--- Begin INPUT RECORDS ---
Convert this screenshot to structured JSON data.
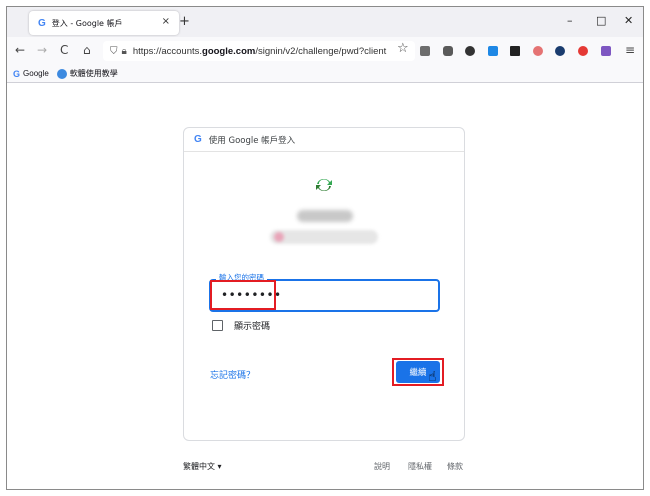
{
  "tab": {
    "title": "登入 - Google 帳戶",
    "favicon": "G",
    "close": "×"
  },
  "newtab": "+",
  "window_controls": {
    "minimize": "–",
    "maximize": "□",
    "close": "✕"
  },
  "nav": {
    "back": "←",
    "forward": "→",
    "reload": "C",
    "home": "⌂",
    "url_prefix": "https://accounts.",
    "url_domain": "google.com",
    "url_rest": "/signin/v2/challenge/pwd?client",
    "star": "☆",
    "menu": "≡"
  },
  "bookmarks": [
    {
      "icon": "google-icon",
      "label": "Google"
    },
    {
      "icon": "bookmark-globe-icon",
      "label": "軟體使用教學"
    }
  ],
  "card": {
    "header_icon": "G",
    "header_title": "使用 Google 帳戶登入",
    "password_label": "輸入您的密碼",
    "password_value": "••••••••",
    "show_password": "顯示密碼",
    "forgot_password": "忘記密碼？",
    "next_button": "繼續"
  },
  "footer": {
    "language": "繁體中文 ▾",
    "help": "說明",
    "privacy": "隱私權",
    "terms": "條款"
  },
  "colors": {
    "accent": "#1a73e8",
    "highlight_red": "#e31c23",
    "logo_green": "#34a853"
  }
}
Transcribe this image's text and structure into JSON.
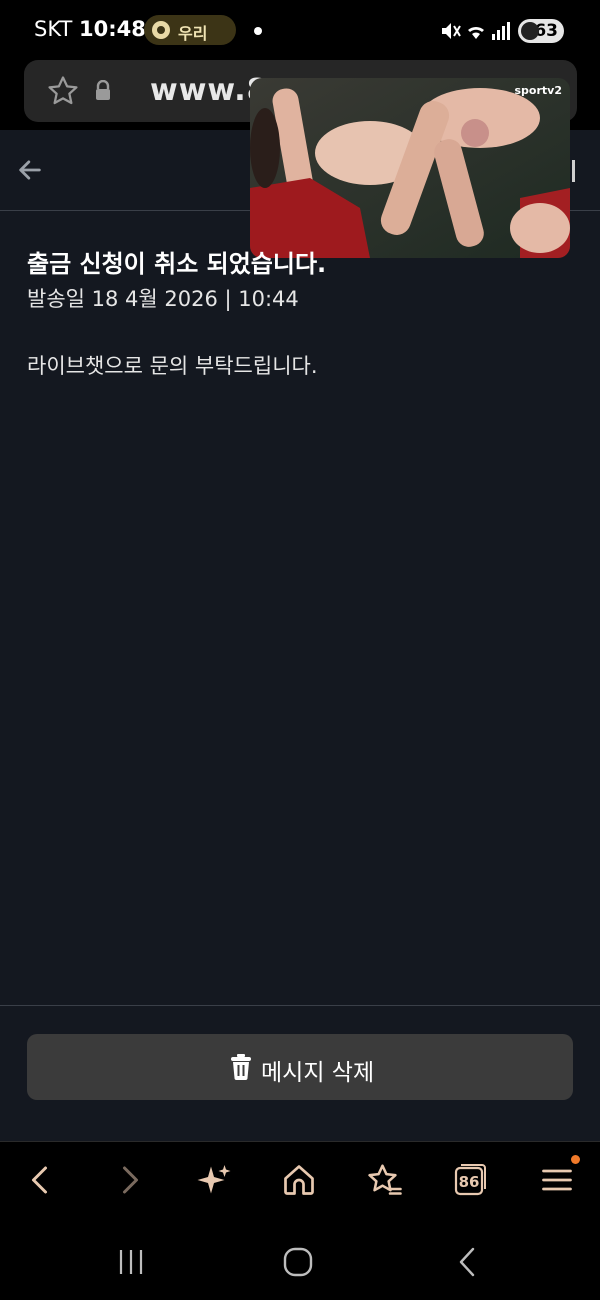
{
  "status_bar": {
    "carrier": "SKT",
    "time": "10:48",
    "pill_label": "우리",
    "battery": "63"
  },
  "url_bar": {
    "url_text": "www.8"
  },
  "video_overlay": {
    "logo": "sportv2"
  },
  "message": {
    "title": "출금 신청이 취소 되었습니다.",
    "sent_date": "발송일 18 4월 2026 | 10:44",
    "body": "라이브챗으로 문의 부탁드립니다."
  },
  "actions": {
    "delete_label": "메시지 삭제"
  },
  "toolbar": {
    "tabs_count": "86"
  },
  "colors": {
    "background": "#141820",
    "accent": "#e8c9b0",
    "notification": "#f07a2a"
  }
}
--- End INPUT RECORDS ---
Output, exactly, all the records above; include no pictures.

RESULT FOR THIS TASK.
Convert this screenshot to structured JSON data.
{
  "tab": {
    "title": "登入 - Google 帳戶",
    "favicon": "G",
    "close": "×"
  },
  "newtab": "+",
  "window_controls": {
    "minimize": "–",
    "maximize": "□",
    "close": "✕"
  },
  "nav": {
    "back": "←",
    "forward": "→",
    "reload": "C",
    "home": "⌂",
    "url_prefix": "https://accounts.",
    "url_domain": "google.com",
    "url_rest": "/signin/v2/challenge/pwd?client",
    "star": "☆",
    "menu": "≡"
  },
  "bookmarks": [
    {
      "icon": "google-icon",
      "label": "Google"
    },
    {
      "icon": "bookmark-globe-icon",
      "label": "軟體使用教學"
    }
  ],
  "card": {
    "header_icon": "G",
    "header_title": "使用 Google 帳戶登入",
    "password_label": "輸入您的密碼",
    "password_value": "••••••••",
    "show_password": "顯示密碼",
    "forgot_password": "忘記密碼？",
    "next_button": "繼續"
  },
  "footer": {
    "language": "繁體中文 ▾",
    "help": "說明",
    "privacy": "隱私權",
    "terms": "條款"
  },
  "colors": {
    "accent": "#1a73e8",
    "highlight_red": "#e31c23",
    "logo_green": "#34a853"
  }
}
Transcribe this image's text and structure into JSON.
{
  "status_bar": {
    "carrier": "SKT",
    "time": "10:48",
    "pill_label": "우리",
    "battery": "63"
  },
  "url_bar": {
    "url_text": "www.8"
  },
  "video_overlay": {
    "logo": "sportv2"
  },
  "message": {
    "title": "출금 신청이 취소 되었습니다.",
    "sent_date": "발송일 18 4월 2026 | 10:44",
    "body": "라이브챗으로 문의 부탁드립니다."
  },
  "actions": {
    "delete_label": "메시지 삭제"
  },
  "toolbar": {
    "tabs_count": "86"
  },
  "colors": {
    "background": "#141820",
    "accent": "#e8c9b0",
    "notification": "#f07a2a"
  }
}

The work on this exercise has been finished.